Work item => In the entries below, every line that contains "poder" must be located and copied.

Source material =>

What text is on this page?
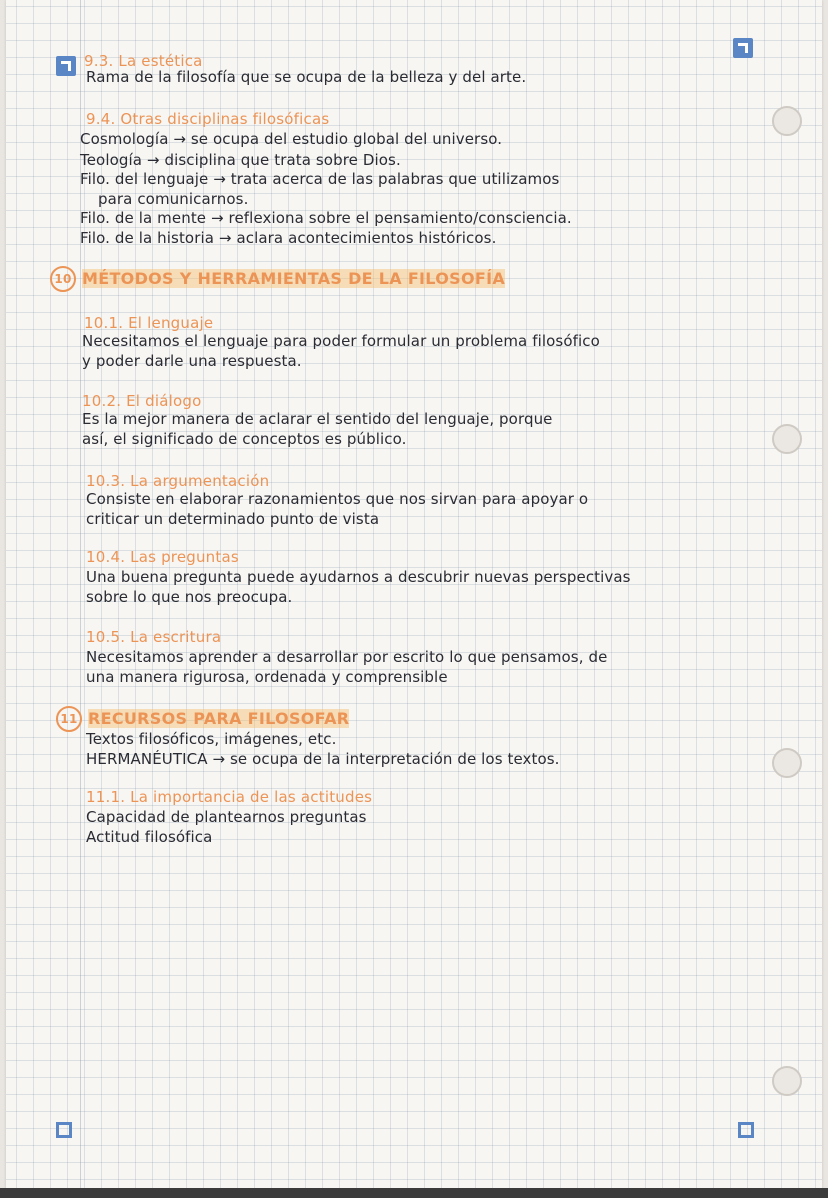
9.3. La estética
Rama de la filosofía que se ocupa de la belleza y del arte.
9.4. Otras disciplinas filosóficas
Cosmología → se ocupa del estudio global del universo.
Teología → disciplina que trata sobre Dios.
Filo. del lenguaje → trata acerca de las palabras que utilizamos
para comunicarnos.
Filo. de la mente → reflexiona sobre el pensamiento/consciencia.
Filo. de la historia → aclara acontecimientos históricos.
10 MÉTODOS Y HERRAMIENTAS DE LA FILOSOFÍA
10.1. El lenguaje
Necesitamos el lenguaje para poder formular un problema filosófico
y poder darle una respuesta.
10.2. El diálogo
Es la mejor manera de aclarar el sentido del lenguaje, porque
así, el significado de conceptos es público.
10.3. La argumentación
Consiste en elaborar razonamientos que nos sirvan para apoyar o
criticar un determinado punto de vista
10.4. Las preguntas
Una buena pregunta puede ayudarnos a descubrir nuevas perspectivas
sobre lo que nos preocupa.
10.5. La escritura
Necesitamos aprender a desarrollar por escrito lo que pensamos, de
una manera rigurosa, ordenada y comprensible
11 RECURSOS PARA FILOSOFAR
Textos filosóficos, imágenes, etc.
HERMANÉUTICA → se ocupa de la interpretación de los textos.
11.1. La importancia de las actitudes
Capacidad de plantearnos preguntas
Actitud filosófica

Solution to this exercise =>
Necesitamos el lenguaje para poder formular un problema filosófico
y poder darle una respuesta.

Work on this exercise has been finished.